Job -> Give the data below again exactly as written, without its pictures.

+++

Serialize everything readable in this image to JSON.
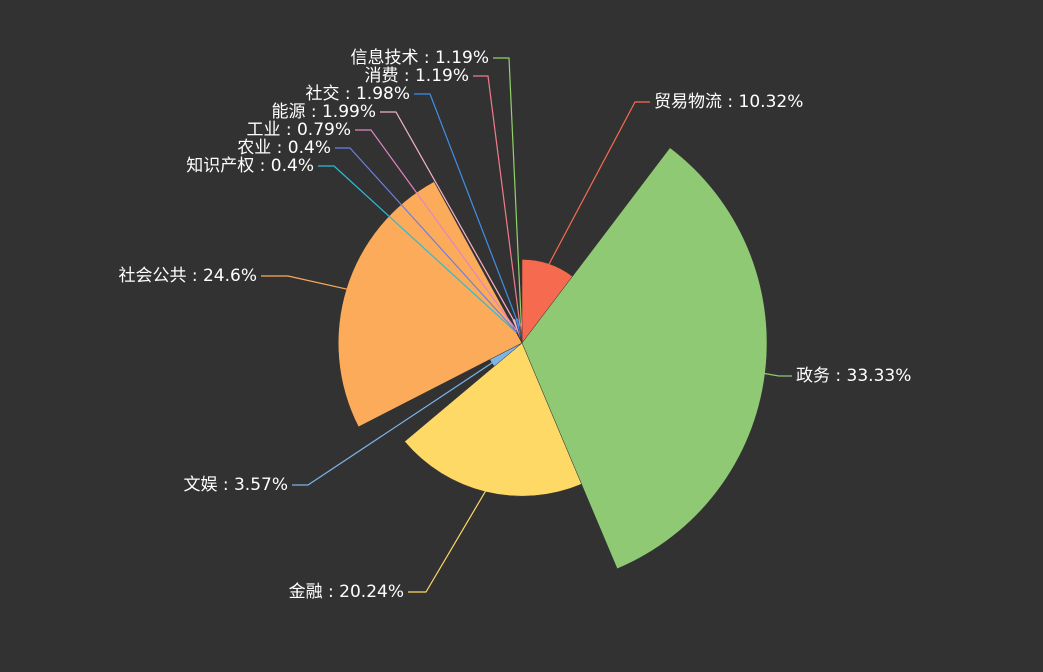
{
  "chart_data": {
    "type": "pie",
    "variant": "nightingale-rose-radius",
    "label_separator": " : ",
    "background": "#333233",
    "slices": [
      {
        "name": "贸易物流",
        "value": 10.32,
        "label": "10.32%",
        "color": "#f66b4f"
      },
      {
        "name": "政务",
        "value": 33.33,
        "label": "33.33%",
        "color": "#8fc974"
      },
      {
        "name": "金融",
        "value": 20.24,
        "label": "20.24%",
        "color": "#ffd966"
      },
      {
        "name": "文娱",
        "value": 3.57,
        "label": "3.57%",
        "color": "#7db4e6"
      },
      {
        "name": "社会公共",
        "value": 24.6,
        "label": "24.6%",
        "color": "#fbab59"
      },
      {
        "name": "知识产权",
        "value": 0.4,
        "label": "0.4%",
        "color": "#2bbbd8"
      },
      {
        "name": "农业",
        "value": 0.4,
        "label": "0.4%",
        "color": "#6f7fe0"
      },
      {
        "name": "工业",
        "value": 0.79,
        "label": "0.79%",
        "color": "#e085c8"
      },
      {
        "name": "能源",
        "value": 1.99,
        "label": "1.99%",
        "color": "#f5b3c8"
      },
      {
        "name": "社交",
        "value": 1.98,
        "label": "1.98%",
        "color": "#3d8fe8"
      },
      {
        "name": "消费",
        "value": 1.19,
        "label": "1.19%",
        "color": "#f07c8a"
      },
      {
        "name": "信息技术",
        "value": 1.19,
        "label": "1.19%",
        "color": "#8fd26a"
      }
    ]
  }
}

+++

Task solution ->
Serialize everything readable in this image to JSON.
{
  "chart_data": {
    "type": "pie",
    "variant": "nightingale-rose-radius",
    "label_separator": " : ",
    "background": "#333233",
    "slices": [
      {
        "name": "贸易物流",
        "value": 10.32,
        "label": "10.32%",
        "color": "#f66b4f"
      },
      {
        "name": "政务",
        "value": 33.33,
        "label": "33.33%",
        "color": "#8fc974"
      },
      {
        "name": "金融",
        "value": 20.24,
        "label": "20.24%",
        "color": "#ffd966"
      },
      {
        "name": "文娱",
        "value": 3.57,
        "label": "3.57%",
        "color": "#7db4e6"
      },
      {
        "name": "社会公共",
        "value": 24.6,
        "label": "24.6%",
        "color": "#fbab59"
      },
      {
        "name": "知识产权",
        "value": 0.4,
        "label": "0.4%",
        "color": "#2bbbd8"
      },
      {
        "name": "农业",
        "value": 0.4,
        "label": "0.4%",
        "color": "#6f7fe0"
      },
      {
        "name": "工业",
        "value": 0.79,
        "label": "0.79%",
        "color": "#e085c8"
      },
      {
        "name": "能源",
        "value": 1.99,
        "label": "1.99%",
        "color": "#f5b3c8"
      },
      {
        "name": "社交",
        "value": 1.98,
        "label": "1.98%",
        "color": "#3d8fe8"
      },
      {
        "name": "消费",
        "value": 1.19,
        "label": "1.19%",
        "color": "#f07c8a"
      },
      {
        "name": "信息技术",
        "value": 1.19,
        "label": "1.19%",
        "color": "#8fd26a"
      }
    ]
  }
}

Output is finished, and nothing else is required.